Copy each line that holds "into".

---------- Extracted information

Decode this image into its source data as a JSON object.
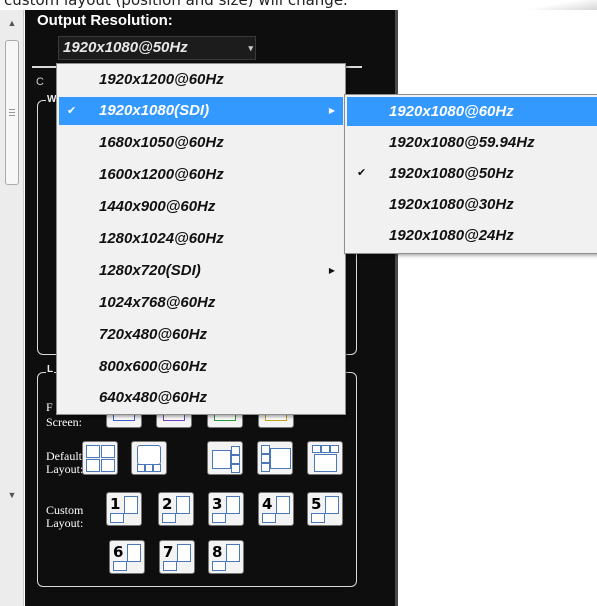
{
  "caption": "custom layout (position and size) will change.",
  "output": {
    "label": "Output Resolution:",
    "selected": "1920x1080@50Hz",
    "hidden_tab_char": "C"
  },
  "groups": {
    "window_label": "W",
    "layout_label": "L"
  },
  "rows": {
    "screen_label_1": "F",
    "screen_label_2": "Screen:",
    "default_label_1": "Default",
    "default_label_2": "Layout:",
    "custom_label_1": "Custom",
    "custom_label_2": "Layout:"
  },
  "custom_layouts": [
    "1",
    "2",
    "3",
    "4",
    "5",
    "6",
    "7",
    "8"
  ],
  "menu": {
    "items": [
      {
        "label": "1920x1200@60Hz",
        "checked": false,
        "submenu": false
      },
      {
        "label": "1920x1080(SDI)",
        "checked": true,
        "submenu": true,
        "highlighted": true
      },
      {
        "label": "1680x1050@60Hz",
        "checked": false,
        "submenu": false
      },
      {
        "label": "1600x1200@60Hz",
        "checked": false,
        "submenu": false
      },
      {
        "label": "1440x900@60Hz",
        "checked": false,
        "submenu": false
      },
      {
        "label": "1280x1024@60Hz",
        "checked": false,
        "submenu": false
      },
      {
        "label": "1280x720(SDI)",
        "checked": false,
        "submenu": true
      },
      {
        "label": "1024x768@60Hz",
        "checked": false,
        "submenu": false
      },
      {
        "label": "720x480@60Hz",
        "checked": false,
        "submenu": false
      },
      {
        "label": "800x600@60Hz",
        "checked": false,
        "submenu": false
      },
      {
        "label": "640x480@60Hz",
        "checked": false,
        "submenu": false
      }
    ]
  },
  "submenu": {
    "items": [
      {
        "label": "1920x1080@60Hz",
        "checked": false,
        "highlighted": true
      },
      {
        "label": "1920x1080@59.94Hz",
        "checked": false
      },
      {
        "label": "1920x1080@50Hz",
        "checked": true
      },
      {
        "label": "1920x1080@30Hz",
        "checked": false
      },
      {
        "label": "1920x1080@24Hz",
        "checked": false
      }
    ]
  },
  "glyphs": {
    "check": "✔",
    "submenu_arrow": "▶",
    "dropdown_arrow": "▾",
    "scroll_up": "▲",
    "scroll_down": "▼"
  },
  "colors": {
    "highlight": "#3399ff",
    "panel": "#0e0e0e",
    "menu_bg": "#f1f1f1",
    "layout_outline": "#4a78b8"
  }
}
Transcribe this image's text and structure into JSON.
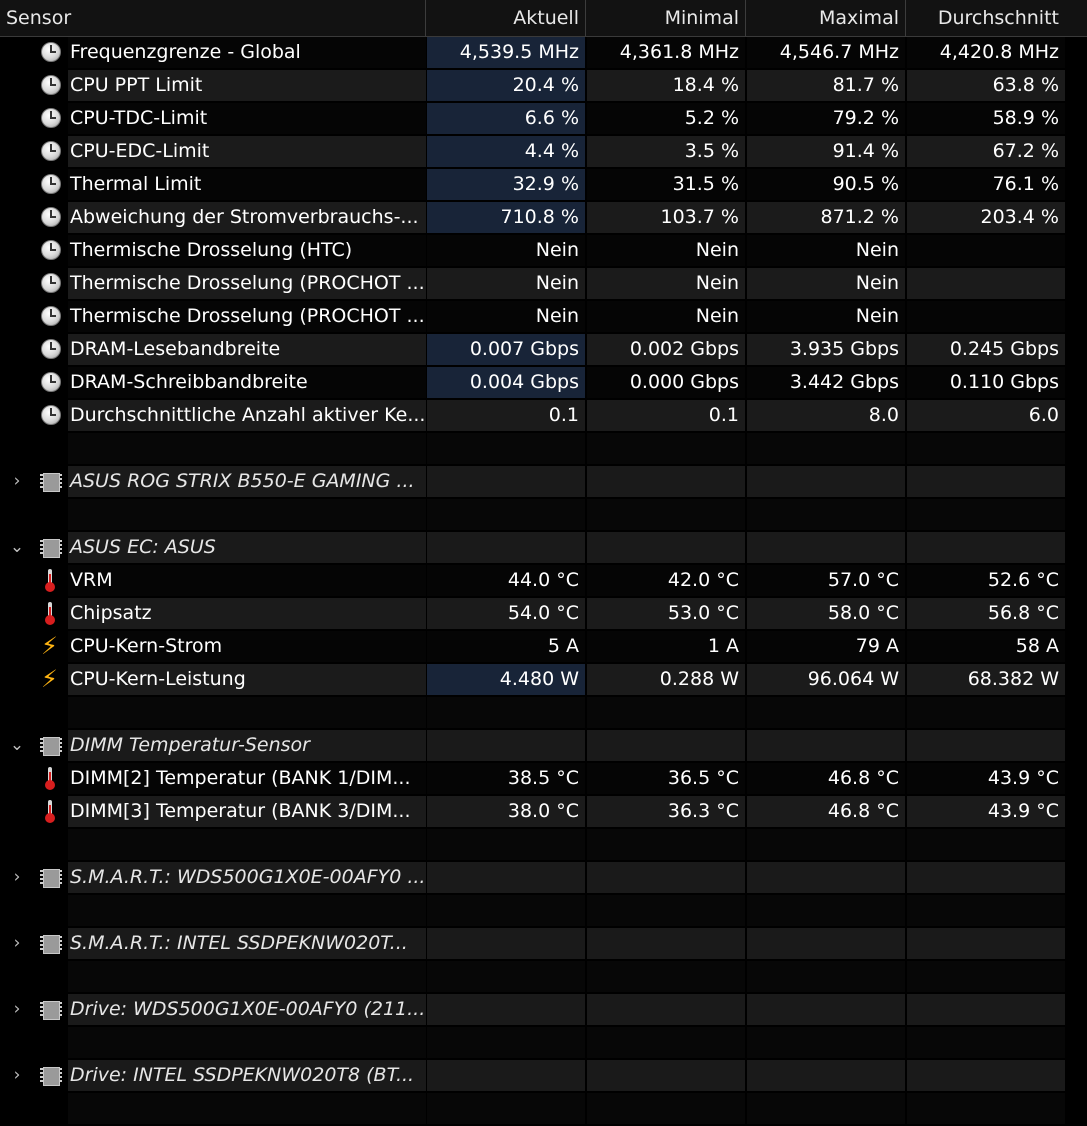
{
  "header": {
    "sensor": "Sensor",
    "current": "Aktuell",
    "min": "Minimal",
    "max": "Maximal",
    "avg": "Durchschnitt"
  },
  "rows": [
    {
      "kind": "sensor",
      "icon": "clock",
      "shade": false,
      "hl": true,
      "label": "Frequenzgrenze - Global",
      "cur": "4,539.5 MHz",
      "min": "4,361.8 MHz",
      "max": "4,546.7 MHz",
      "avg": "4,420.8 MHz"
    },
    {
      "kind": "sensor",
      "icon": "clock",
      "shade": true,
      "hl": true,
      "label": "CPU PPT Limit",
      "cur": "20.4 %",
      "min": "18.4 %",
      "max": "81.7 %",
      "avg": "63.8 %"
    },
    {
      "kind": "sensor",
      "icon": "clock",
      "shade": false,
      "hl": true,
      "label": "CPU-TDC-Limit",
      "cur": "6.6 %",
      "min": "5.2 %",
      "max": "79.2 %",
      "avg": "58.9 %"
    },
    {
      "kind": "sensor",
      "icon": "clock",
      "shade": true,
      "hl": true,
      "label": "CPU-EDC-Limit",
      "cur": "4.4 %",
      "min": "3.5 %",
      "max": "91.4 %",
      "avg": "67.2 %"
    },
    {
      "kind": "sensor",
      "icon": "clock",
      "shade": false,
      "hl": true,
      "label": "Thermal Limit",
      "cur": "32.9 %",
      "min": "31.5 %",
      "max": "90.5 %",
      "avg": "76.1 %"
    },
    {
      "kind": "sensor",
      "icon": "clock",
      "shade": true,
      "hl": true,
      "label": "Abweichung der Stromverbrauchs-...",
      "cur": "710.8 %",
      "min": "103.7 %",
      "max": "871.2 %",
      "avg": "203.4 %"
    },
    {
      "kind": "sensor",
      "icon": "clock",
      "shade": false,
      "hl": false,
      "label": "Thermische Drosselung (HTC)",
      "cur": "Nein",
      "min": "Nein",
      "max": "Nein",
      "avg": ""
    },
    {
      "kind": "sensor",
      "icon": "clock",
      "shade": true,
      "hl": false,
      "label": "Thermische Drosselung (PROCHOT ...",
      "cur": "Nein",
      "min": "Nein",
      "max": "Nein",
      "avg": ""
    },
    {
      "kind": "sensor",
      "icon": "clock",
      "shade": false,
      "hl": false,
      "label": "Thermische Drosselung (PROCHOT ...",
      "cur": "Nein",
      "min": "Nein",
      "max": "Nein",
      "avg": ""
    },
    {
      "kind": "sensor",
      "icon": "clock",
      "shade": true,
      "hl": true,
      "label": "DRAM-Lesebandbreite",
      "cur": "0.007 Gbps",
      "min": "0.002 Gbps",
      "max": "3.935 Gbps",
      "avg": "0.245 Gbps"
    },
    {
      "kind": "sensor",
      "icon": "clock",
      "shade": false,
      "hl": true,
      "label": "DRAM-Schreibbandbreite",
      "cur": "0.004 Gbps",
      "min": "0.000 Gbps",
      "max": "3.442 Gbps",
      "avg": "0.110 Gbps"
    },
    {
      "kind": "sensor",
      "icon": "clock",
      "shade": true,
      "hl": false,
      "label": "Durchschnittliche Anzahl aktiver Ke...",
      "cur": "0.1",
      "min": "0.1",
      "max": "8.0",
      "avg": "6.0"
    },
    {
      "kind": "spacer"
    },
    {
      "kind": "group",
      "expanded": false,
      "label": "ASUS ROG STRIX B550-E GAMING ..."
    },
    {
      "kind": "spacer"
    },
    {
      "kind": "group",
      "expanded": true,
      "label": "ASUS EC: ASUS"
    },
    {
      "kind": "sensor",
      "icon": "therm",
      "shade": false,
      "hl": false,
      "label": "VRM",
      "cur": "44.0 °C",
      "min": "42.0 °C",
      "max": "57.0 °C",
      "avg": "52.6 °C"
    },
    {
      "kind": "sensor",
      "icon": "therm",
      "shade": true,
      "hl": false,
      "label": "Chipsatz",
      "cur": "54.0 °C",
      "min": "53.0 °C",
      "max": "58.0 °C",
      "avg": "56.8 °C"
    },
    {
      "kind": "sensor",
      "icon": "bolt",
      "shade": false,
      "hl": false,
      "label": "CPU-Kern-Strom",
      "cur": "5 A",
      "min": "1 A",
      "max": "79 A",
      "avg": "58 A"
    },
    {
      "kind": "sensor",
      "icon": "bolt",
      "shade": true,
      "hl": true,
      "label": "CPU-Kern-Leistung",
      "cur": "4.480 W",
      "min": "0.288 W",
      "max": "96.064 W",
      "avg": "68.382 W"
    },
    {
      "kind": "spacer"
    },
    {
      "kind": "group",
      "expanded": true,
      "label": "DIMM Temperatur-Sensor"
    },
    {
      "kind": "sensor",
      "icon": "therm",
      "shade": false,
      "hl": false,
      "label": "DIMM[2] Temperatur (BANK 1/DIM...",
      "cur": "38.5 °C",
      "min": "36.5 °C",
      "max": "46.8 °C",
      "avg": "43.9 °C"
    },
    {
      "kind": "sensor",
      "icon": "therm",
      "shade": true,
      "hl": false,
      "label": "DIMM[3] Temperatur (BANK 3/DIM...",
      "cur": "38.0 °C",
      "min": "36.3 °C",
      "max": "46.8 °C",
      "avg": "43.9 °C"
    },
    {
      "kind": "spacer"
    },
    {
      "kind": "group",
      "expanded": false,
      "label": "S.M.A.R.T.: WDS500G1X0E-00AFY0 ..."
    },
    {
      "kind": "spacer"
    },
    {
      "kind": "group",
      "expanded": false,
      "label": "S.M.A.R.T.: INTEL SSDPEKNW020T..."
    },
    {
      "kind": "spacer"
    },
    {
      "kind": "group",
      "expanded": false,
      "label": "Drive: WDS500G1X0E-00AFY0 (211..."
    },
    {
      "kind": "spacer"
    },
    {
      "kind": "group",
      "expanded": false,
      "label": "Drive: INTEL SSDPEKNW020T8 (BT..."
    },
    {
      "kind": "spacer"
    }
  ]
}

--------------------

_Final result_:
Decode this image into its source data as a JSON object.
Transcribe this image's text and structure into JSON.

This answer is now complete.